## Aim
Lift out each line of the data that holds "Groups".

**** Entries

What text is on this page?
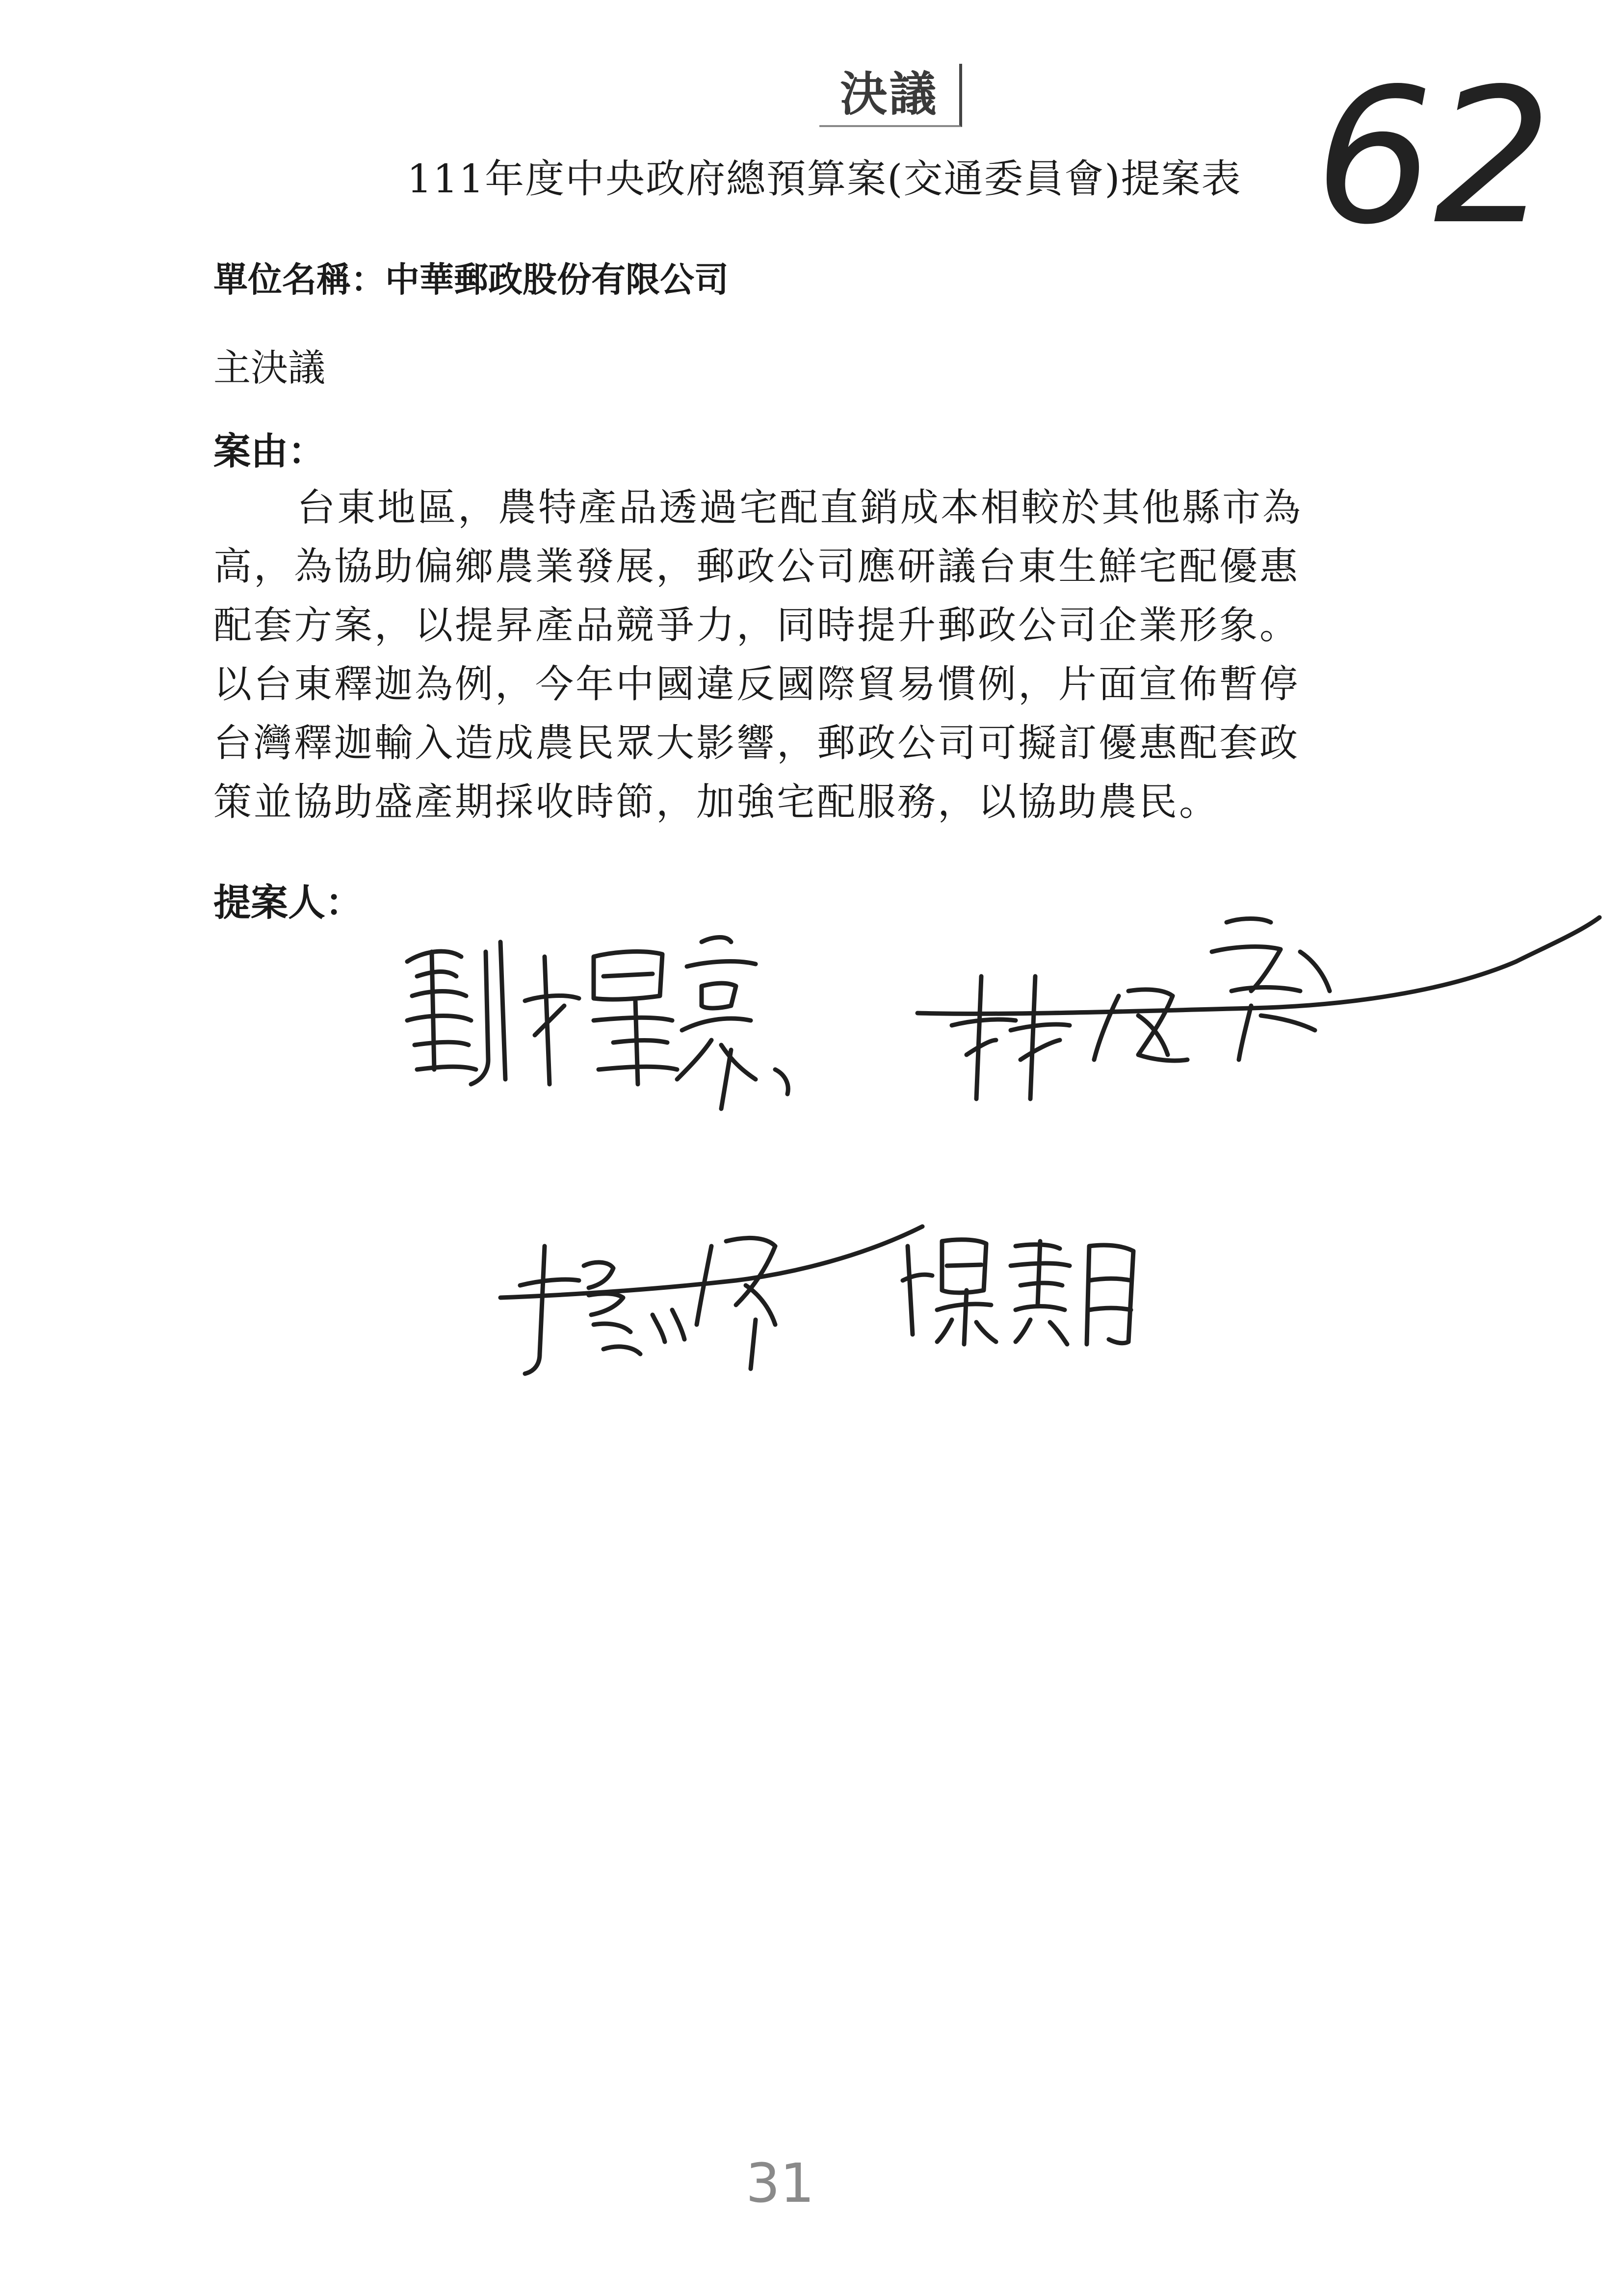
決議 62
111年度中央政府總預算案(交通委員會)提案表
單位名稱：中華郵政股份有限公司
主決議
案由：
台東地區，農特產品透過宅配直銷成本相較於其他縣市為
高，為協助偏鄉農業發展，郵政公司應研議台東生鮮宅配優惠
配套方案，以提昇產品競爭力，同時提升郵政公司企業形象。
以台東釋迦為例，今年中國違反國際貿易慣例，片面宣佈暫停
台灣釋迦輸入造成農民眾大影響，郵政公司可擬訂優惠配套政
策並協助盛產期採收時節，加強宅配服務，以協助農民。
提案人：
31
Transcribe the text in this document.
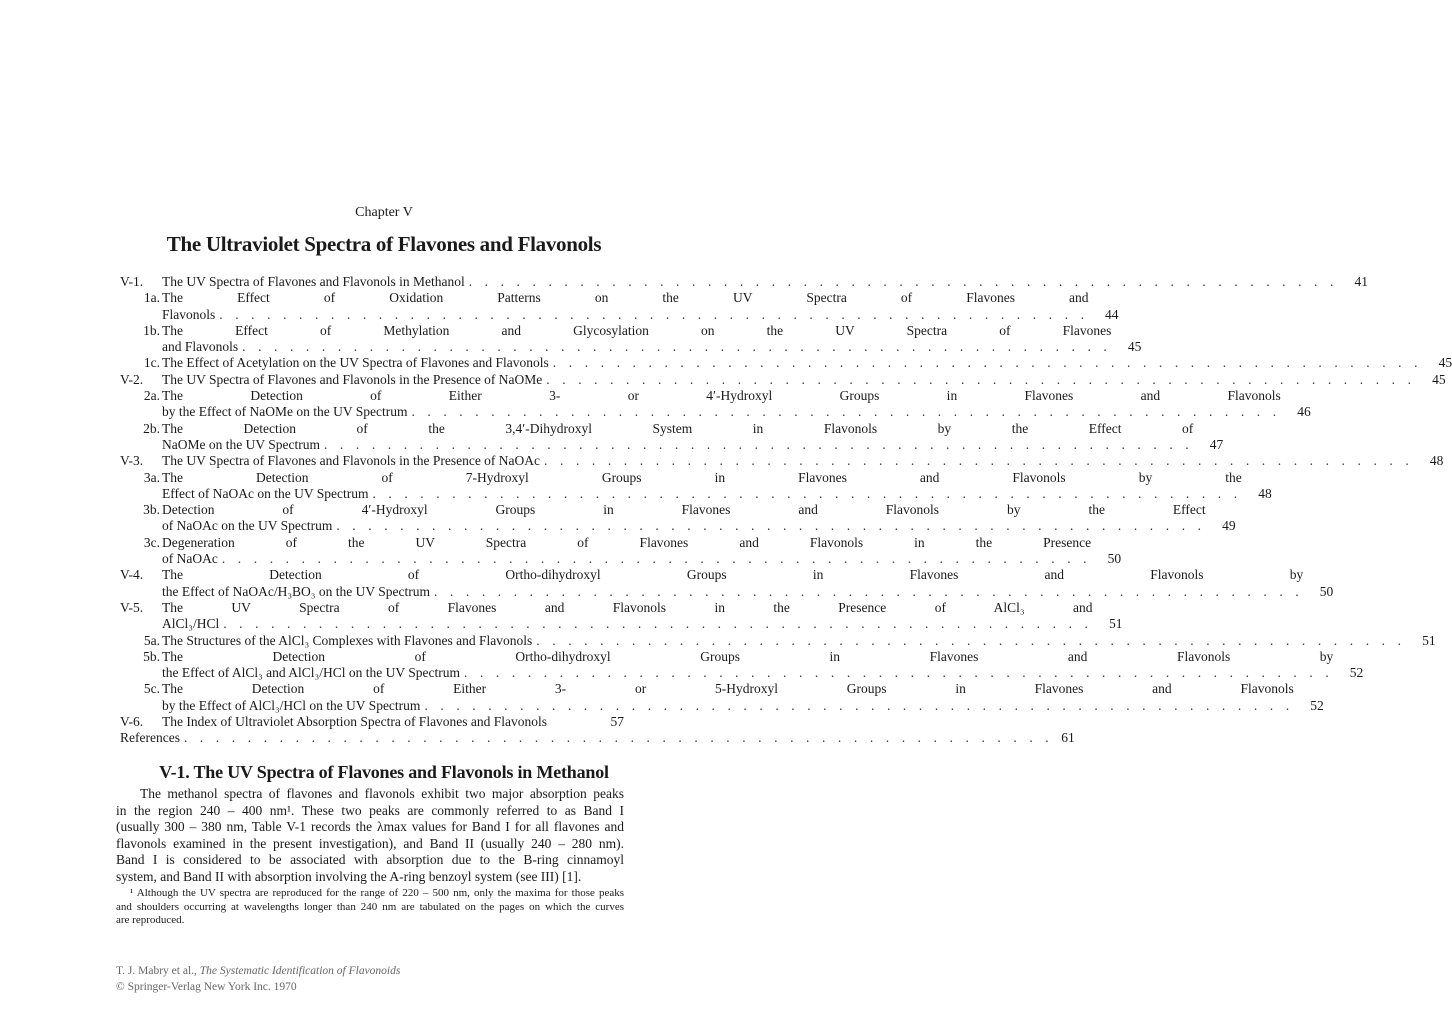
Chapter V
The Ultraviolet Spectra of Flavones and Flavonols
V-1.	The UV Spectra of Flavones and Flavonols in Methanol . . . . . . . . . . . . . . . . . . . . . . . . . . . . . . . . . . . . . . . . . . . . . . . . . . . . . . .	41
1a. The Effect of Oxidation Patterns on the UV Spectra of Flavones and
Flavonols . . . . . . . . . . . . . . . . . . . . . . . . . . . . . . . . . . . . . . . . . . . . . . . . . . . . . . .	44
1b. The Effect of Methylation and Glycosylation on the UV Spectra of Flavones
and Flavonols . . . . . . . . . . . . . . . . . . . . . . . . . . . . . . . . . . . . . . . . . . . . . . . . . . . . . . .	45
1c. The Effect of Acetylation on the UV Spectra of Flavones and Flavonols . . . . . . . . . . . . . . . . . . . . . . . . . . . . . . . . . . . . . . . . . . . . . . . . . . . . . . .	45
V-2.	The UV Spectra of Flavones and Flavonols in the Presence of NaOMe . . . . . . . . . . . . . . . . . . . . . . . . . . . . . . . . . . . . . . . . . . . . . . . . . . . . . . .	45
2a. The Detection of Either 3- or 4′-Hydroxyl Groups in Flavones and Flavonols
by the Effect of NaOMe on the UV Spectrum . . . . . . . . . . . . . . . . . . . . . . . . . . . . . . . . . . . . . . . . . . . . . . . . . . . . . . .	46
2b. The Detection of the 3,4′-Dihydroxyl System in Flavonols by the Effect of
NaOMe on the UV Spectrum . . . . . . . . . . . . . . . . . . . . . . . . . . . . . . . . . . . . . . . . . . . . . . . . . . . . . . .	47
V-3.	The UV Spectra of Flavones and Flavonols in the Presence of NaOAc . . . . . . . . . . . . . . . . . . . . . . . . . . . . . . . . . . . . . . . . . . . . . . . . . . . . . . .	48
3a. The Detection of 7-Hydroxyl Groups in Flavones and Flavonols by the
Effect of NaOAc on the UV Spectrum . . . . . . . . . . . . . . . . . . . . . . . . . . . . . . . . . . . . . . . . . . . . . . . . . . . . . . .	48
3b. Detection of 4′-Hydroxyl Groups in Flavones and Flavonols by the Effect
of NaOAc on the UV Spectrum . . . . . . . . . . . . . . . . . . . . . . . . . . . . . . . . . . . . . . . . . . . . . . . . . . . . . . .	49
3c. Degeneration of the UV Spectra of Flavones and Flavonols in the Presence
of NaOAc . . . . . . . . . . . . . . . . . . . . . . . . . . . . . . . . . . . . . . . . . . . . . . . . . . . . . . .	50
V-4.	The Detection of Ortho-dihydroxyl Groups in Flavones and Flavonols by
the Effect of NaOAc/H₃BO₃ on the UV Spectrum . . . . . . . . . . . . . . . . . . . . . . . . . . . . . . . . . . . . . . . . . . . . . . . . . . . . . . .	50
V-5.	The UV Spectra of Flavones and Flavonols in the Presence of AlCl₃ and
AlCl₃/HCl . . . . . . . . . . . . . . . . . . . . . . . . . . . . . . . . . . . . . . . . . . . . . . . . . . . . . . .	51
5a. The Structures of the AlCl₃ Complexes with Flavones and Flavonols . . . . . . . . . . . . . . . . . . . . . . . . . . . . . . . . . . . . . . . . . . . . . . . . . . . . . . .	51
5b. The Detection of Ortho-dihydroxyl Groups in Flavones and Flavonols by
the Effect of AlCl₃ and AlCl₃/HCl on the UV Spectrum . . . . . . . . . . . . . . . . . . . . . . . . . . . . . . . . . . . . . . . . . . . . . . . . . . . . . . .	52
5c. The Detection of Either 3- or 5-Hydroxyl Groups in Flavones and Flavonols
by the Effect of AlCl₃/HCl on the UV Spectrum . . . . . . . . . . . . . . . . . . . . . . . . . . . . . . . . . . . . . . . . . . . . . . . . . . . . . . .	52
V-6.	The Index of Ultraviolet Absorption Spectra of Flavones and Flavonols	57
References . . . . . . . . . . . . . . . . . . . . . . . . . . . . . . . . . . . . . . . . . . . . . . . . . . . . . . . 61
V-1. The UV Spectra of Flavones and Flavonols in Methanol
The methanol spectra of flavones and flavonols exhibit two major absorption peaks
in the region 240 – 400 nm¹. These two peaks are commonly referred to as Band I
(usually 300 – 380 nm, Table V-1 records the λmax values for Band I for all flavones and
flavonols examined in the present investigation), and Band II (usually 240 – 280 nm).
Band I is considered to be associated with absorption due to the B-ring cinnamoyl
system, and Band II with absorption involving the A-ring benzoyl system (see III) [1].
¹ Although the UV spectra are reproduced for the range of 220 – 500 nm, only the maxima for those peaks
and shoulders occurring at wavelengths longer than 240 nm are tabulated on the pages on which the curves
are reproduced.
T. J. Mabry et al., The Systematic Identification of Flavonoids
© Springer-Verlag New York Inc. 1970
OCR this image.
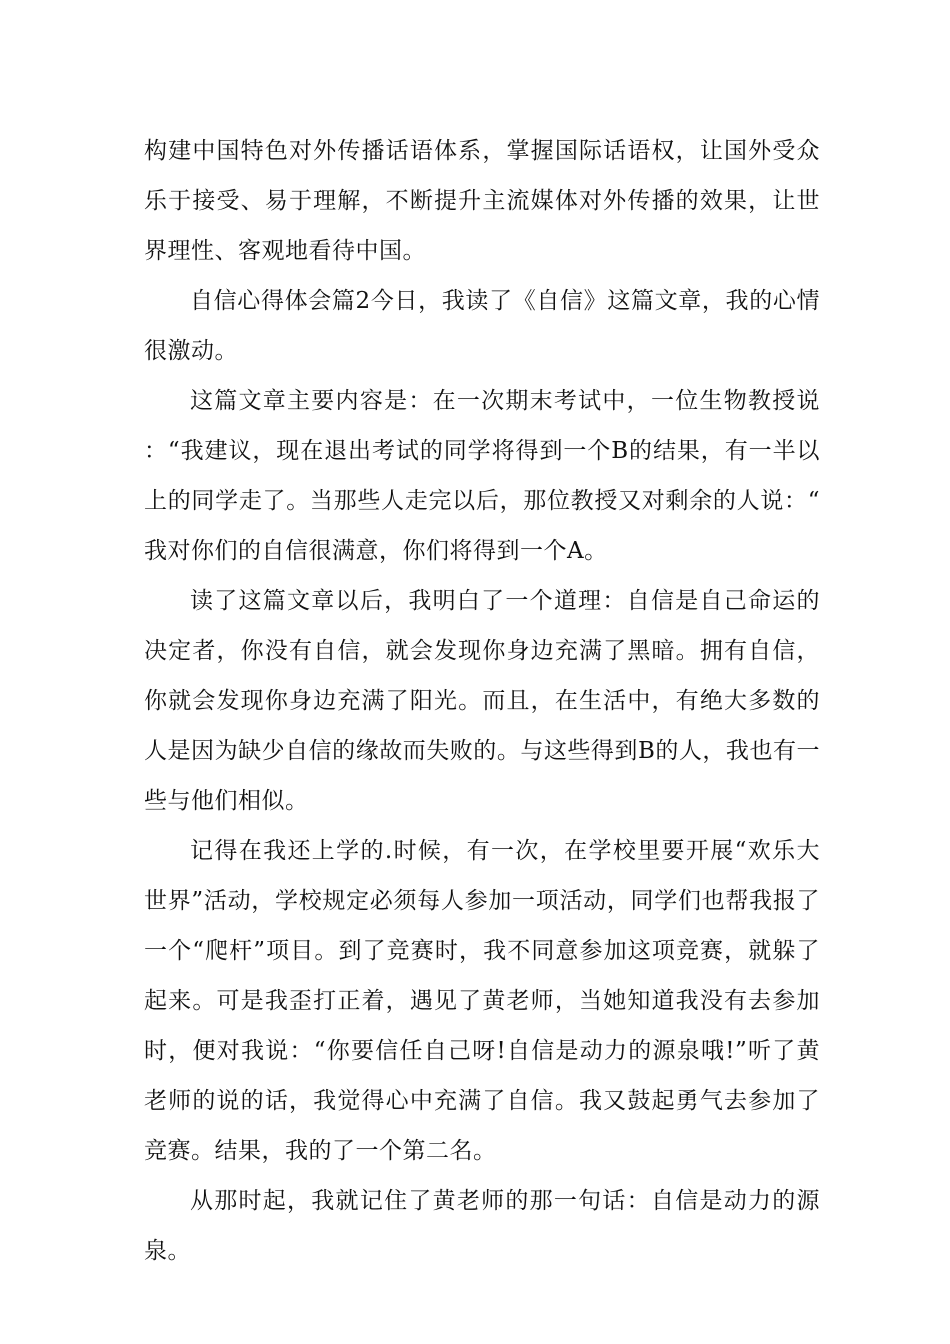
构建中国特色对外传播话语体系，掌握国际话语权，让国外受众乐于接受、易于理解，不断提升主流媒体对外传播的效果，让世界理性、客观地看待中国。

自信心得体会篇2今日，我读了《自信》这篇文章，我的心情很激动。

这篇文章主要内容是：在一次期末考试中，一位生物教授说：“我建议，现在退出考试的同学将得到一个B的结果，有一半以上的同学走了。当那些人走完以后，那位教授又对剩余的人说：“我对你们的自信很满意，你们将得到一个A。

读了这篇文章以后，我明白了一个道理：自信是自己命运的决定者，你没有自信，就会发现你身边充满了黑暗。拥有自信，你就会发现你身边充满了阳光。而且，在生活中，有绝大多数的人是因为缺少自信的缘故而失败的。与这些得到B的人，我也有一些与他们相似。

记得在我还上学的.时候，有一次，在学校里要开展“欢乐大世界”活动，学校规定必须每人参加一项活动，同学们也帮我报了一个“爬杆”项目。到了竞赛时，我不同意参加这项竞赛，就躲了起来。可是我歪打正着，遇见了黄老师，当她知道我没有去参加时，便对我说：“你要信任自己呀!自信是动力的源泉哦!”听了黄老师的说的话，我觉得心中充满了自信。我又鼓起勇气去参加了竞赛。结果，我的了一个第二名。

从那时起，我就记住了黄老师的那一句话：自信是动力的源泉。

********

## Correct response
2a. The Detection of Either 3- or 4′-Hydroxyl Groups in Flavones and Flavonols
3a. The Detection of 7-Hydroxyl Groups in Flavones and Flavonols by the
3b. Detection of 4′-Hydroxyl Groups in Flavones and Flavonols by the Effect
V-4.	The Detection of Ortho-dihydroxyl Groups in Flavones and Flavonols by
5b. The Detection of Ortho-dihydroxyl Groups in Flavones and Flavonols by
5c. The Detection of Either 3- or 5-Hydroxyl Groups in Flavones and Flavonols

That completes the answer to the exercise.